## [Text excerpt]
----
Healing the sick

Last night I went to a friend of mine’s 40th (there now you know my soon to be age!) at which was another friend who is a vicar. I have known him for years, since before he became a Christian, and I think that can make you take things for granted about a person, or rather to lower your expectations about a person.

He is a very genuine and straightforward person, in fact sometimes he is tactless. He just doesn’t really know how to lie and he isn’t political. Last night he told a friend of mine about the number of people God has healed through him: full-on riddled with cancer to complete remission cures. He hasn’t just performed one such healing but several.

What do we do with stories like this? We can dismiss it out of hand as a lie or as pretending to be cured in order to please, or as being swept along in the moment. We can treat it as true but not really having any impact on me or we can say, this is true,what does it mean for/to me?

There are many questions raised by such stories, but the one for Christians to focus on is this – do I really believe that God can and wills to perform miracles in my life and the lives of others?

When we pray, do we pray in expectation of sucess? I think I have forgotten to pray in expectation of an answer, but I know that when I did finally pray for someone to truly love and to love me, and really ask God for what I wanted then my husband appeared and that’s not the only instance of answered prayer, it’s just the smallest miracle that has made the biggest difference in my life. My spiritual director used to reassure me that God desires our deepest desires for ourselves – if we are facing towards him as opposed to turned away – and this does often turn to healing.

I think we should ask God for what we want, be open about our desires and needs and expect an answer. And if we don’t get the answer we expected or were thinking we wanted then we need to ask God why. But we definitely need to know where we understand on the matter of healing.
----
## [Records]
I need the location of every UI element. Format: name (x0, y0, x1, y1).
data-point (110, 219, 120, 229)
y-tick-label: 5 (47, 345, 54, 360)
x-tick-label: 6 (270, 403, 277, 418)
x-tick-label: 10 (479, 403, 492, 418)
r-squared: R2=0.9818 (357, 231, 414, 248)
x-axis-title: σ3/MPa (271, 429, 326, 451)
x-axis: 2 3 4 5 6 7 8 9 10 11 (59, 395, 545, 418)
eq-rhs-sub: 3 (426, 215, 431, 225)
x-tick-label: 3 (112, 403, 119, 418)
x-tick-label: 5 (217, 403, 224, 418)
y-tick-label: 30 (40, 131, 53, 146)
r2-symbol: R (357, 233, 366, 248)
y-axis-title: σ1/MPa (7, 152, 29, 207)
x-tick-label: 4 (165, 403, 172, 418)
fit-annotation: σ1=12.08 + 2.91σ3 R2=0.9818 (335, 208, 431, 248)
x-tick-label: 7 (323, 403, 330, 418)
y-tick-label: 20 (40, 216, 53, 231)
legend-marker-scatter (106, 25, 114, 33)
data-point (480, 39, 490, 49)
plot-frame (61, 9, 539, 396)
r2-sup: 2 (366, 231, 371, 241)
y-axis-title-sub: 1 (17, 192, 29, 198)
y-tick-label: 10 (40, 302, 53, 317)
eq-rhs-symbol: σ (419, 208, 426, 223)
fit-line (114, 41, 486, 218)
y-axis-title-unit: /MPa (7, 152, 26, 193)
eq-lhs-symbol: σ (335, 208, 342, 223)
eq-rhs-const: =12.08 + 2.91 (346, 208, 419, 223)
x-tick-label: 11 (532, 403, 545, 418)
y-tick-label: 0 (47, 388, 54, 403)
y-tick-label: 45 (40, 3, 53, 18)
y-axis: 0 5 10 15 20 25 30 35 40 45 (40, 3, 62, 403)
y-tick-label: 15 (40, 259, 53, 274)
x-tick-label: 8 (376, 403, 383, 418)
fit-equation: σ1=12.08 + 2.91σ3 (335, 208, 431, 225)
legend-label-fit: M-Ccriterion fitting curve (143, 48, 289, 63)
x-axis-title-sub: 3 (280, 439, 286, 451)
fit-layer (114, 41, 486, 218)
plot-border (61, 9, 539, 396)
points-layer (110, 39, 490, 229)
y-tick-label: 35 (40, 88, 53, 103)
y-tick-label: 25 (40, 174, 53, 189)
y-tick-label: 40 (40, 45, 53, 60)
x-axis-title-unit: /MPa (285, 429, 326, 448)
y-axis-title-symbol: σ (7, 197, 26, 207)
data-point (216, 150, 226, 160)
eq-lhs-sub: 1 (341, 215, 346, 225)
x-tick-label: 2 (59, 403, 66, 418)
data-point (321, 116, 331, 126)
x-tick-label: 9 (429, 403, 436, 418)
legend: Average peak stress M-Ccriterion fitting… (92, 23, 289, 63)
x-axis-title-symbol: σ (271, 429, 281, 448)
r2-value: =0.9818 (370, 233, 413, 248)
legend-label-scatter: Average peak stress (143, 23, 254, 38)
----
## [Exercises to complete]
a - In the post about healing the sick, what is the occupation of the friend who spoke about people being healed through him?
b - Write out the passage of the post about healing the sick starting with "Healing the sick" and going on through "healing but several.".
The entries have no connection to the post about healing the sick.

## [Solution list]
a - He is a vicar.

b -
Healing the sick

Last night I went to a friend of mine’s 40th (there now you know my soon to be age!) at which was another friend who is a vicar. I have known him for years, since before he became a Christian, and I think that can make you take things for granted about a person, or rather to lower your expectations about a person.

He is a very genuine and straightforward person, in fact sometimes he is tactless. He just doesn’t really know how to lie and he isn’t political. Last night he told a friend of mine about the number of people God has healed through him: full-on riddled with cancer to complete remission cures. He hasn’t just performed one such healing but several.